WRITTEN PROBLEM >> Go through the entries below and write each one out exactly.

---------- EXTRACTED DATA

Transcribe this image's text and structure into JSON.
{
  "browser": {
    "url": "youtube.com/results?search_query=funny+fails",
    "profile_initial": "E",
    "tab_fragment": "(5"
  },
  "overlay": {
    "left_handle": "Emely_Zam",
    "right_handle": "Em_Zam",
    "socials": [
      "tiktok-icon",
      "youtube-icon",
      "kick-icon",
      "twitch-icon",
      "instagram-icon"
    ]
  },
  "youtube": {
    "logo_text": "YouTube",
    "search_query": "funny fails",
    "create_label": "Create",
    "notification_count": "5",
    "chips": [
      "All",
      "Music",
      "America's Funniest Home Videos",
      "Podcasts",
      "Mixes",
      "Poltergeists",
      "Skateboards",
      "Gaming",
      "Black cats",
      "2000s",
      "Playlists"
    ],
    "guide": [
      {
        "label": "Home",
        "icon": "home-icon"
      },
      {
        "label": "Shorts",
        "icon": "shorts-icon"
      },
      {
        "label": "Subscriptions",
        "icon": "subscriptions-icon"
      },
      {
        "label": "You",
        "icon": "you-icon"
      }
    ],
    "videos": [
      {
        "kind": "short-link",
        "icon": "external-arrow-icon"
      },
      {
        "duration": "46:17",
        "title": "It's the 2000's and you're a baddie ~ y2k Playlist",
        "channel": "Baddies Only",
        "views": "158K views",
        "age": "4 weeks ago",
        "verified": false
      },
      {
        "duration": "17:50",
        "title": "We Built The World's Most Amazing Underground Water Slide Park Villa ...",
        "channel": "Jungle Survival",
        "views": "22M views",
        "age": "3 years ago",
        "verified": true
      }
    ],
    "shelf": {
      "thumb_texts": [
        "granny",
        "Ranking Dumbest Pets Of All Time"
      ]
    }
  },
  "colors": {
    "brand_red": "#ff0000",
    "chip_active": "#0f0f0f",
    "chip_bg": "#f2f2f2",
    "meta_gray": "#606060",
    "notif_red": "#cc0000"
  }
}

--------------------

ANSWER BELOW >>
Transcribe this image's text and structure into JSON.
{
  "browser": {
    "url": "youtube.com/results?search_query=funny+fails",
    "profile_initial": "E",
    "tab_fragment": "(5"
  },
  "overlay": {
    "left_handle": "Emely_Zam",
    "right_handle": "Em_Zam",
    "socials": [
      "tiktok-icon",
      "youtube-icon",
      "kick-icon",
      "twitch-icon",
      "instagram-icon"
    ]
  },
  "youtube": {
    "logo_text": "YouTube",
    "search_query": "funny fails",
    "create_label": "Create",
    "notification_count": "5",
    "chips": [
      "All",
      "Music",
      "America's Funniest Home Videos",
      "Podcasts",
      "Mixes",
      "Poltergeists",
      "Skateboards",
      "Gaming",
      "Black cats",
      "2000s",
      "Playlists"
    ],
    "guide": [
      {
        "label": "Home",
        "icon": "home-icon"
      },
      {
        "label": "Shorts",
        "icon": "shorts-icon"
      },
      {
        "label": "Subscriptions",
        "icon": "subscriptions-icon"
      },
      {
        "label": "You",
        "icon": "you-icon"
      }
    ],
    "videos": [
      {
        "kind": "short-link",
        "icon": "external-arrow-icon"
      },
      {
        "duration": "46:17",
        "title": "It's the 2000's and you're a baddie ~ y2k Playlist",
        "channel": "Baddies Only",
        "views": "158K views",
        "age": "4 weeks ago",
        "verified": false
      },
      {
        "duration": "17:50",
        "title": "We Built The World's Most Amazing Underground Water Slide Park Villa ...",
        "channel": "Jungle Survival",
        "views": "22M views",
        "age": "3 years ago",
        "verified": true
      }
    ],
    "shelf": {
      "thumb_texts": [
        "granny",
        "Ranking Dumbest Pets Of All Time"
      ]
    }
  },
  "colors": {
    "brand_red": "#ff0000",
    "chip_active": "#0f0f0f",
    "chip_bg": "#f2f2f2",
    "meta_gray": "#606060",
    "notif_red": "#cc0000"
  }
}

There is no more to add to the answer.